Aim of the task:
Reproduce exactly the final portion of the data: every line from the one containing "Enumerate this screenshot's" through the last line, inclusive.

======== The data

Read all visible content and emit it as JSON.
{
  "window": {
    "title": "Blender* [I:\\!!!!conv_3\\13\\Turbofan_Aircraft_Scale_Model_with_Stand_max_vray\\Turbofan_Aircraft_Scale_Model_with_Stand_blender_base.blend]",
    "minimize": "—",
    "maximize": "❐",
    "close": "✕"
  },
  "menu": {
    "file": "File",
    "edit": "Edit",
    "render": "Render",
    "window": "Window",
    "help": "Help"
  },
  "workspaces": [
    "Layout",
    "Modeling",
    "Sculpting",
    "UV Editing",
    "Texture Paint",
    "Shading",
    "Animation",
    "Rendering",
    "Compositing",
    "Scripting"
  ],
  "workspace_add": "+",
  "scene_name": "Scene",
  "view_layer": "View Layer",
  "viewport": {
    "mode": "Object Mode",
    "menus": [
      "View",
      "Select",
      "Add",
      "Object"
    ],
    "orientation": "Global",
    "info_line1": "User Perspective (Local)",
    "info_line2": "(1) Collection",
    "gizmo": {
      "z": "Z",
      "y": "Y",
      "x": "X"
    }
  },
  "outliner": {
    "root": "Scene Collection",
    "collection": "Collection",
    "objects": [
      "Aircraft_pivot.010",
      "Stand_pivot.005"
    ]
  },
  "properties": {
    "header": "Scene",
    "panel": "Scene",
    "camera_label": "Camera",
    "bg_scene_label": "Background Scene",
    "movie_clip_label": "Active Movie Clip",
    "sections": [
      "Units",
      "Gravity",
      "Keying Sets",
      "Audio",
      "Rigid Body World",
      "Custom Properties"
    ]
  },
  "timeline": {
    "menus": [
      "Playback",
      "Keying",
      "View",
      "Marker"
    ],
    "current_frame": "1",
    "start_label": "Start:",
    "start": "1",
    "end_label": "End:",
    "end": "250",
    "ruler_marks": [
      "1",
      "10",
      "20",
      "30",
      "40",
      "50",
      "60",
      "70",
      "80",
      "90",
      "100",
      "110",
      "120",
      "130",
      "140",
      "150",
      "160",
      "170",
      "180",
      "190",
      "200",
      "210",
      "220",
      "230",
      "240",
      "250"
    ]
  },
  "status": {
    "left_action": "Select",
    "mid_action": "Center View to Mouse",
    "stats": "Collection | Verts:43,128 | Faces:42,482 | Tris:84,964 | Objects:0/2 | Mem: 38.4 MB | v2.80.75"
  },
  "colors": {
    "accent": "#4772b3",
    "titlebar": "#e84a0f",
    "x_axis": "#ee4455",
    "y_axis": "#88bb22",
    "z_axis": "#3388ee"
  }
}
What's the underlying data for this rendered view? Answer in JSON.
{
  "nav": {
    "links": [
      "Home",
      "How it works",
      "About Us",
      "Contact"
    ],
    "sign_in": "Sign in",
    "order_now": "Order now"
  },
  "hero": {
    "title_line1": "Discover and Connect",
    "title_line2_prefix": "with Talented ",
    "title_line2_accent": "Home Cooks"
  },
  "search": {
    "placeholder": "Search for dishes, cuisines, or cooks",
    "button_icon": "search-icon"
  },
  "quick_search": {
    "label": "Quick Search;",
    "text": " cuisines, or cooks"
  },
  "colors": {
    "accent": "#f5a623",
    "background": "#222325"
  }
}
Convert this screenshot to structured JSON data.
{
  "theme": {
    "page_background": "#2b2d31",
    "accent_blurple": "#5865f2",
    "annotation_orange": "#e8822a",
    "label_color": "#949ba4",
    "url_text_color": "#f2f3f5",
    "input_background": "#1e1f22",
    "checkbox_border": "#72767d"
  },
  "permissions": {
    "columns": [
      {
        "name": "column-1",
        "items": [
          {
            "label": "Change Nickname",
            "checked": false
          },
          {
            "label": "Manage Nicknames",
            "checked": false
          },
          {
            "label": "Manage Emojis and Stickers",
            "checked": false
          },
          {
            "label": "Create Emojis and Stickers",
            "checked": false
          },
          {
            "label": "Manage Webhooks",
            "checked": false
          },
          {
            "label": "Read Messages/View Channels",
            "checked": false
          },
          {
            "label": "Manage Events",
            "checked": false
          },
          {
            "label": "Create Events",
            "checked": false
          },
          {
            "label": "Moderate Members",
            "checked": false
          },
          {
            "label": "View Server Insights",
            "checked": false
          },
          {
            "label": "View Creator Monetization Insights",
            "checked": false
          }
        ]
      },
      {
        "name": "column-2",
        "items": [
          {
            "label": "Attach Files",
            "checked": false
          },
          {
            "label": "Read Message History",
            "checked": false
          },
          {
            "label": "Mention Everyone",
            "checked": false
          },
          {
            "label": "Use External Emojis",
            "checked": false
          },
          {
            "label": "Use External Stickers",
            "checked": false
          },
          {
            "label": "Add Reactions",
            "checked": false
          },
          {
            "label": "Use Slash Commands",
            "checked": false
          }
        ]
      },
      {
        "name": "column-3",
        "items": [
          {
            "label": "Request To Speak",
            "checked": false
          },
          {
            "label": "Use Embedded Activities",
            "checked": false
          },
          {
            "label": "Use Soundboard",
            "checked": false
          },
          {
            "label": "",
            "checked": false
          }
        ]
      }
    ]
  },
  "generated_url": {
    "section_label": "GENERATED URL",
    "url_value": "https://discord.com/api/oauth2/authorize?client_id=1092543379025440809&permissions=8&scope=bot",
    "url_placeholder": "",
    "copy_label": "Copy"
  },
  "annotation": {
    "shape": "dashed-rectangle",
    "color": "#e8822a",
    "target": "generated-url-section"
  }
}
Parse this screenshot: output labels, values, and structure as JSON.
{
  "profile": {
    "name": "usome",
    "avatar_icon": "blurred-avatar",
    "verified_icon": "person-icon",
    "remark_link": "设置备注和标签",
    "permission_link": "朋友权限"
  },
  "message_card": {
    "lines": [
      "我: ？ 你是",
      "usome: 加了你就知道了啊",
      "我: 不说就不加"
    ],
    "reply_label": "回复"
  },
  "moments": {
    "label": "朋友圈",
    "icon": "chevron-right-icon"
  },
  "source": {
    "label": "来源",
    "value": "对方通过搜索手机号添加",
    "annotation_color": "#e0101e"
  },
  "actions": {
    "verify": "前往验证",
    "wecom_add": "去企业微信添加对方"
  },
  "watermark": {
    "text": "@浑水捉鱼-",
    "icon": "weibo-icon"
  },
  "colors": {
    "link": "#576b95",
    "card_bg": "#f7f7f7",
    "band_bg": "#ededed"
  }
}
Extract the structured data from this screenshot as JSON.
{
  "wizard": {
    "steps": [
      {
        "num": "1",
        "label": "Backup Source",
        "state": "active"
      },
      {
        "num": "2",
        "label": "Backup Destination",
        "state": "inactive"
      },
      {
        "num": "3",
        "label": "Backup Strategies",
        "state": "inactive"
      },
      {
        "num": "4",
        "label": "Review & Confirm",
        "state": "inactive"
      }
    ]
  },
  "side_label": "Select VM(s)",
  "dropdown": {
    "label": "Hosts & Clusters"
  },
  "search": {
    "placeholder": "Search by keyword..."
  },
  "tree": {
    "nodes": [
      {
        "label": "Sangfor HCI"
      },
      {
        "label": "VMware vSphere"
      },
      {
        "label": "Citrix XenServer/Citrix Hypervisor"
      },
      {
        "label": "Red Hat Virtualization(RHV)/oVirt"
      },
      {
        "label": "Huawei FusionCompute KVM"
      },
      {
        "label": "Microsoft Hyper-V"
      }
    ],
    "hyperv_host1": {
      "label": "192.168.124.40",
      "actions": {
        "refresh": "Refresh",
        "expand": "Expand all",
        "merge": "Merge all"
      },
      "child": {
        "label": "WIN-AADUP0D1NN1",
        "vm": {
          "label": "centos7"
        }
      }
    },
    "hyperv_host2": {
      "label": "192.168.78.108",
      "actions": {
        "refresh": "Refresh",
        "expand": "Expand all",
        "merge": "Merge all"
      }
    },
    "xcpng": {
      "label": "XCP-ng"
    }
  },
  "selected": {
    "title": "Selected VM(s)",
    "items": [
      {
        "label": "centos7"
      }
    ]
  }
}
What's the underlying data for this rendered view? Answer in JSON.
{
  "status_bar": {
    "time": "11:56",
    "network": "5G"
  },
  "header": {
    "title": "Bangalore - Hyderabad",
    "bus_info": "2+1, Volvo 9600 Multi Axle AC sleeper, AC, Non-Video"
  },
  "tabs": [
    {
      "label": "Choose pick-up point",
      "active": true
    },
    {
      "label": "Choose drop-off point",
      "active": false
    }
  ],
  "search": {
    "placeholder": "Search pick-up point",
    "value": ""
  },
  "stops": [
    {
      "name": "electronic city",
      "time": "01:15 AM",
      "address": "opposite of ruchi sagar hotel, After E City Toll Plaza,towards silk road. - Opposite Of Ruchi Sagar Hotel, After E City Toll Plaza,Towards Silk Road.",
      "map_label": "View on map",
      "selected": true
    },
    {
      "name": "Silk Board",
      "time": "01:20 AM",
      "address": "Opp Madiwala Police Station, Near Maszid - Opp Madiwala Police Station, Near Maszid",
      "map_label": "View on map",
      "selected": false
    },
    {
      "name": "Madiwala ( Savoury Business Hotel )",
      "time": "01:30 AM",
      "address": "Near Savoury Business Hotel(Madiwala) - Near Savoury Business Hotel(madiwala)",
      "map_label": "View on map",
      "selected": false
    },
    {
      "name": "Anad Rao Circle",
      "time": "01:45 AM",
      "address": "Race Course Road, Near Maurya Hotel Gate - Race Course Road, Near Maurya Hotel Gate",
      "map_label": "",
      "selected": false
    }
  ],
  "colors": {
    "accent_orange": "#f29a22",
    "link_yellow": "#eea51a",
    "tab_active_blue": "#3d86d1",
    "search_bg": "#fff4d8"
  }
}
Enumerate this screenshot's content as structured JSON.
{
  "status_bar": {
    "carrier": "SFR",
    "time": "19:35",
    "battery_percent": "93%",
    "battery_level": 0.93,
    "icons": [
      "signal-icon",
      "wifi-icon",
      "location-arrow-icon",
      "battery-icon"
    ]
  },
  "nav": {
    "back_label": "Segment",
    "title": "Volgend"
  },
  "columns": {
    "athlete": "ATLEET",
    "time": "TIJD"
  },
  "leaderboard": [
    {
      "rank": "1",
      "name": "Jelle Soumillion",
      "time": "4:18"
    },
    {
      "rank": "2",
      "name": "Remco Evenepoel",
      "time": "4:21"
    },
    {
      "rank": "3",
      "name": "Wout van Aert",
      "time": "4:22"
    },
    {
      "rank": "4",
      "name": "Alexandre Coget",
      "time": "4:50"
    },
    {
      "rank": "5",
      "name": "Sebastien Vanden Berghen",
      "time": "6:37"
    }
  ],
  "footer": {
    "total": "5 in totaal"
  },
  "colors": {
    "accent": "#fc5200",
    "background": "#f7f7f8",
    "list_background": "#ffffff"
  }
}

================

Answer in full:
Enumerate this screenshot's content as structured JSON.
{
  "status_bar": {
    "carrier": "SFR",
    "time": "19:35",
    "battery_percent": "93%",
    "battery_level": 0.93,
    "icons": [
      "signal-icon",
      "wifi-icon",
      "location-arrow-icon",
      "battery-icon"
    ]
  },
  "nav": {
    "back_label": "Segment",
    "title": "Volgend"
  },
  "columns": {
    "athlete": "ATLEET",
    "time": "TIJD"
  },
  "leaderboard": [
    {
      "rank": "1",
      "name": "Jelle Soumillion",
      "time": "4:18"
    },
    {
      "rank": "2",
      "name": "Remco Evenepoel",
      "time": "4:21"
    },
    {
      "rank": "3",
      "name": "Wout van Aert",
      "time": "4:22"
    },
    {
      "rank": "4",
      "name": "Alexandre Coget",
      "time": "4:50"
    },
    {
      "rank": "5",
      "name": "Sebastien Vanden Berghen",
      "time": "6:37"
    }
  ],
  "footer": {
    "total": "5 in totaal"
  },
  "colors": {
    "accent": "#fc5200",
    "background": "#f7f7f8",
    "list_background": "#ffffff"
  }
}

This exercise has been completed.